▶ [TASK DESCRIPTION]: Read through the data and report every line in which the word "content" occurs.

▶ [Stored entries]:
● ● ● ● ●

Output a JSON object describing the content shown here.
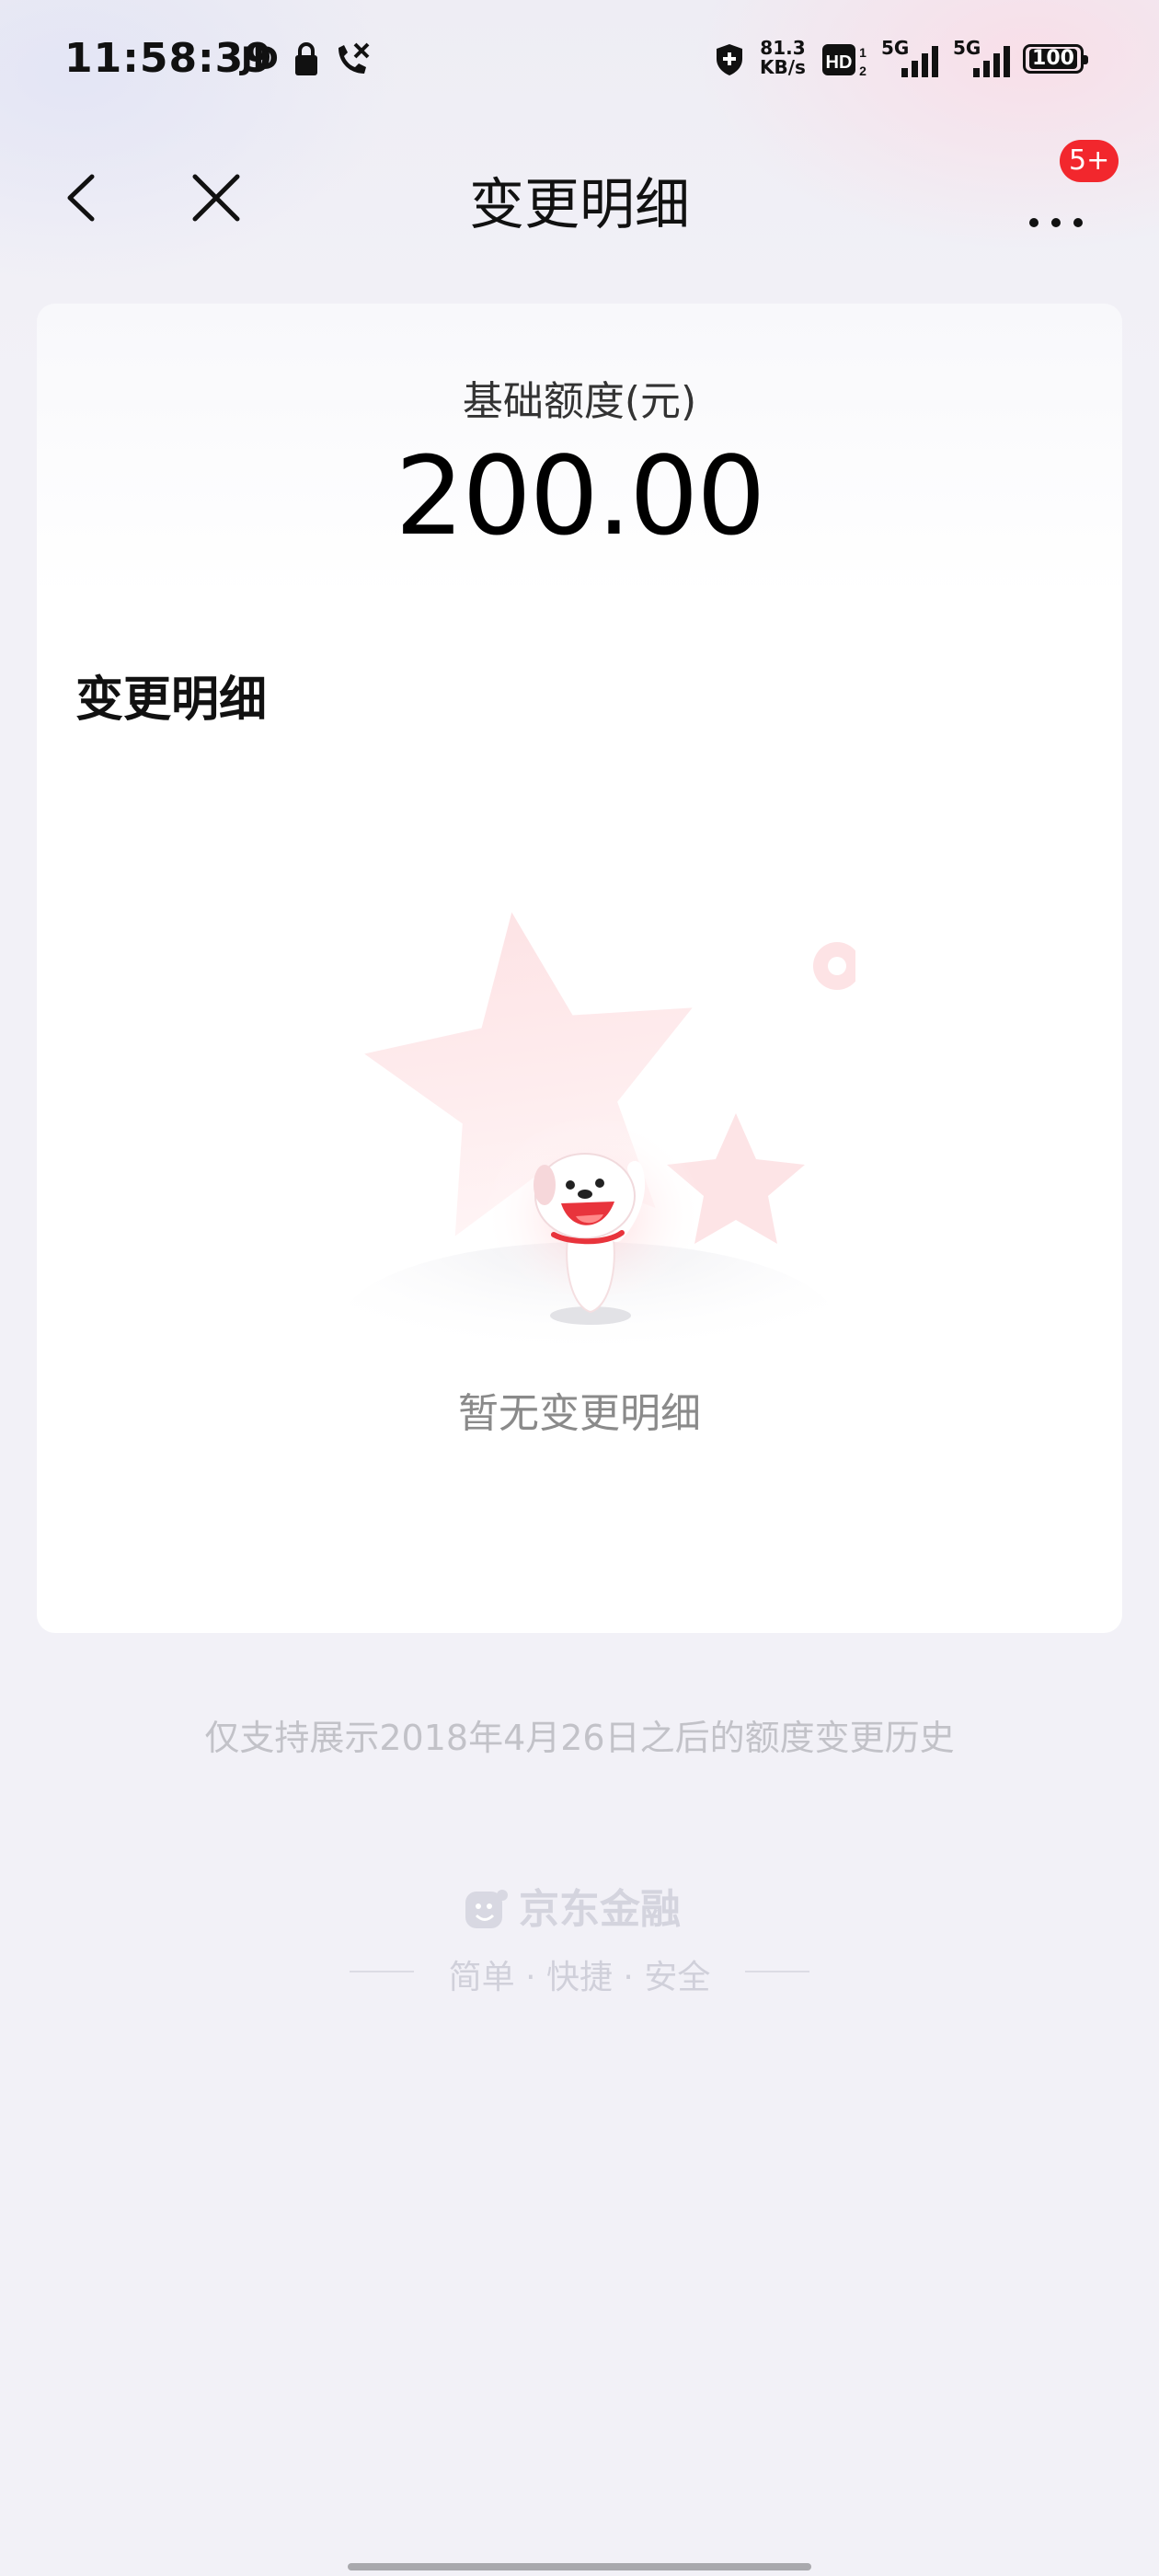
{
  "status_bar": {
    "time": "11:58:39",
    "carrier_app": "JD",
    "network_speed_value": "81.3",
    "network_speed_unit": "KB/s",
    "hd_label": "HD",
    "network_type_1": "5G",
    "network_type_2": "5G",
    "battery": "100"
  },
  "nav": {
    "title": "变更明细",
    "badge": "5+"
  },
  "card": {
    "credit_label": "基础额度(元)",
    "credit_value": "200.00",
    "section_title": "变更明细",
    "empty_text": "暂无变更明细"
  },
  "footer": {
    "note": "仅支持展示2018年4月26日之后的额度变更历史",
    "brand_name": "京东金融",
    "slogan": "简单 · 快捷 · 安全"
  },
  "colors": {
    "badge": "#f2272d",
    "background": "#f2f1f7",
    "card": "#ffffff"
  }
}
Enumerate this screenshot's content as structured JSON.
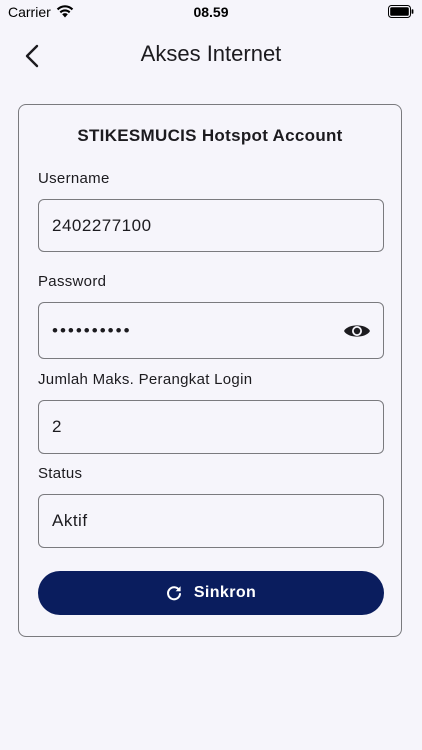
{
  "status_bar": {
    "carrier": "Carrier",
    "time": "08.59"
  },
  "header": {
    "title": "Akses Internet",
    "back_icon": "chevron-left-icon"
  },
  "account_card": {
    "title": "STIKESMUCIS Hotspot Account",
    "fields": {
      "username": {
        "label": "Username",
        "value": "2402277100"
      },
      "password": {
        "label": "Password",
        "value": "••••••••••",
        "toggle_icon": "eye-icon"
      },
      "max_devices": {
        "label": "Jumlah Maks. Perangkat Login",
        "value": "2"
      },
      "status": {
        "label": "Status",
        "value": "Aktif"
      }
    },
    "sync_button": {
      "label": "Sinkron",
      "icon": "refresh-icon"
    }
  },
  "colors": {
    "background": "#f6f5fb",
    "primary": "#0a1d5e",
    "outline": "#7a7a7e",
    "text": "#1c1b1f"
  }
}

● ● ● ● ●

▶ [RESPONSE FOR THIS EXERCISE]:
Output a JSON object describing the content shown here.
Enumerate this screenshot's content as structured JSON.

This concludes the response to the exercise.